**Entries**

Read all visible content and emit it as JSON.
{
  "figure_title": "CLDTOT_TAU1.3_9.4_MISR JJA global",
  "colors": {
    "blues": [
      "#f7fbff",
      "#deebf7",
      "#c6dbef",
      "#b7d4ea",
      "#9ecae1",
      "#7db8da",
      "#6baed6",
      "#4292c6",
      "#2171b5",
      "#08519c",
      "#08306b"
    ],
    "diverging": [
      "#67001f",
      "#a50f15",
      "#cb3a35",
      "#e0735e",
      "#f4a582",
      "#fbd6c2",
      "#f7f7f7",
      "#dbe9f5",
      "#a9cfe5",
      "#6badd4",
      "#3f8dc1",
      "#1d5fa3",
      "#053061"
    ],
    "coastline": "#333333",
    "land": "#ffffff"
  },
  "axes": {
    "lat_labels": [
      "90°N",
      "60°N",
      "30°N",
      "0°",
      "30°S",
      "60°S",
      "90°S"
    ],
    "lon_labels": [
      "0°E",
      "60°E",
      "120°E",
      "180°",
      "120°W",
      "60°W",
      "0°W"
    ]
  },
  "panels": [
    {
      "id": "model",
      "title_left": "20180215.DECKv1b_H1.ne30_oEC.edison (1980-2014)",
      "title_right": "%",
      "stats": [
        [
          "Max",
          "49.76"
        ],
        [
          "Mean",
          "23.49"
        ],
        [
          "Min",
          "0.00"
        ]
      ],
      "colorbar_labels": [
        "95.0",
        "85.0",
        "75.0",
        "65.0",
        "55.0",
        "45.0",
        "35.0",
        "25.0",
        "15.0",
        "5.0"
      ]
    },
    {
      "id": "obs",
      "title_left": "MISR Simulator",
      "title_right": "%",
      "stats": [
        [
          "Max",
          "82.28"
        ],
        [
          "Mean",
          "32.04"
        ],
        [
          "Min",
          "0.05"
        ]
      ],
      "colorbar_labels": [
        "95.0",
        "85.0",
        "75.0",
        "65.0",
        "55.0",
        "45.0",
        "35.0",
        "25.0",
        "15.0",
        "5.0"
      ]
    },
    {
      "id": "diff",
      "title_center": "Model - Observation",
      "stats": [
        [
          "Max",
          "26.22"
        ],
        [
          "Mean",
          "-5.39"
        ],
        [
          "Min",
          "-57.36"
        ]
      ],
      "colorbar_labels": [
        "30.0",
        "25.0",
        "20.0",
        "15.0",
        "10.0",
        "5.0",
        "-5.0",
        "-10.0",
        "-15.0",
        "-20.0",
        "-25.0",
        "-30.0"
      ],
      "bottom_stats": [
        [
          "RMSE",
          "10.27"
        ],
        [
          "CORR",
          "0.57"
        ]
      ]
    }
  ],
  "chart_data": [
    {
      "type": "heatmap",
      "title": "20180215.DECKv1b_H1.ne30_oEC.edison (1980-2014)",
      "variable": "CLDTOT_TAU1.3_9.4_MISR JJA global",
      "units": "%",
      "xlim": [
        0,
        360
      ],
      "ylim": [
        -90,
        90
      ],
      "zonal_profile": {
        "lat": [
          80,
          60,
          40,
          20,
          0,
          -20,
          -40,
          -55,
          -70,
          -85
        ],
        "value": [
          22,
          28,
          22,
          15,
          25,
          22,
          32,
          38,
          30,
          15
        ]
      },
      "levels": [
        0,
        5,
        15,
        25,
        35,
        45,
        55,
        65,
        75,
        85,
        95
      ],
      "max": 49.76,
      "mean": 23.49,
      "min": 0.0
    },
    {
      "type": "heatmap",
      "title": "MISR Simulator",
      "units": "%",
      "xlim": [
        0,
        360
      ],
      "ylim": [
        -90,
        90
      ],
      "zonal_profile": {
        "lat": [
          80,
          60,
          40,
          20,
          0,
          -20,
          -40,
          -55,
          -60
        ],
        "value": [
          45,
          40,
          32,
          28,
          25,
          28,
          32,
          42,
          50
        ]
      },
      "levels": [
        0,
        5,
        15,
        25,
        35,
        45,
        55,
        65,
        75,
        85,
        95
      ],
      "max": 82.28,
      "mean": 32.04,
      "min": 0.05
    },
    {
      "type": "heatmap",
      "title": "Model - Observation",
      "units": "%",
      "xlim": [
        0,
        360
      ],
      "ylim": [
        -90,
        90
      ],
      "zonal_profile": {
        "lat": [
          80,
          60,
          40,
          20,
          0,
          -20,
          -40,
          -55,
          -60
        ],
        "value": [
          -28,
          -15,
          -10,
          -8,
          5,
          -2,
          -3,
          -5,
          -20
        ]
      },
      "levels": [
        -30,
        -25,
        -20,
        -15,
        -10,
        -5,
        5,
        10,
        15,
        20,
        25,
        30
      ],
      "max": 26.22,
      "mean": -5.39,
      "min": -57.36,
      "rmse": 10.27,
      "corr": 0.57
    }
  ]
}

**Given instruction**
Each line that holds the word "edison" is to be copied.

**Reply**
      "title_left": "20180215.DECKv1b_H1.ne30_oEC.edison (1980-2014)",
      "title": "20180215.DECKv1b_H1.ne30_oEC.edison (1980-2014)",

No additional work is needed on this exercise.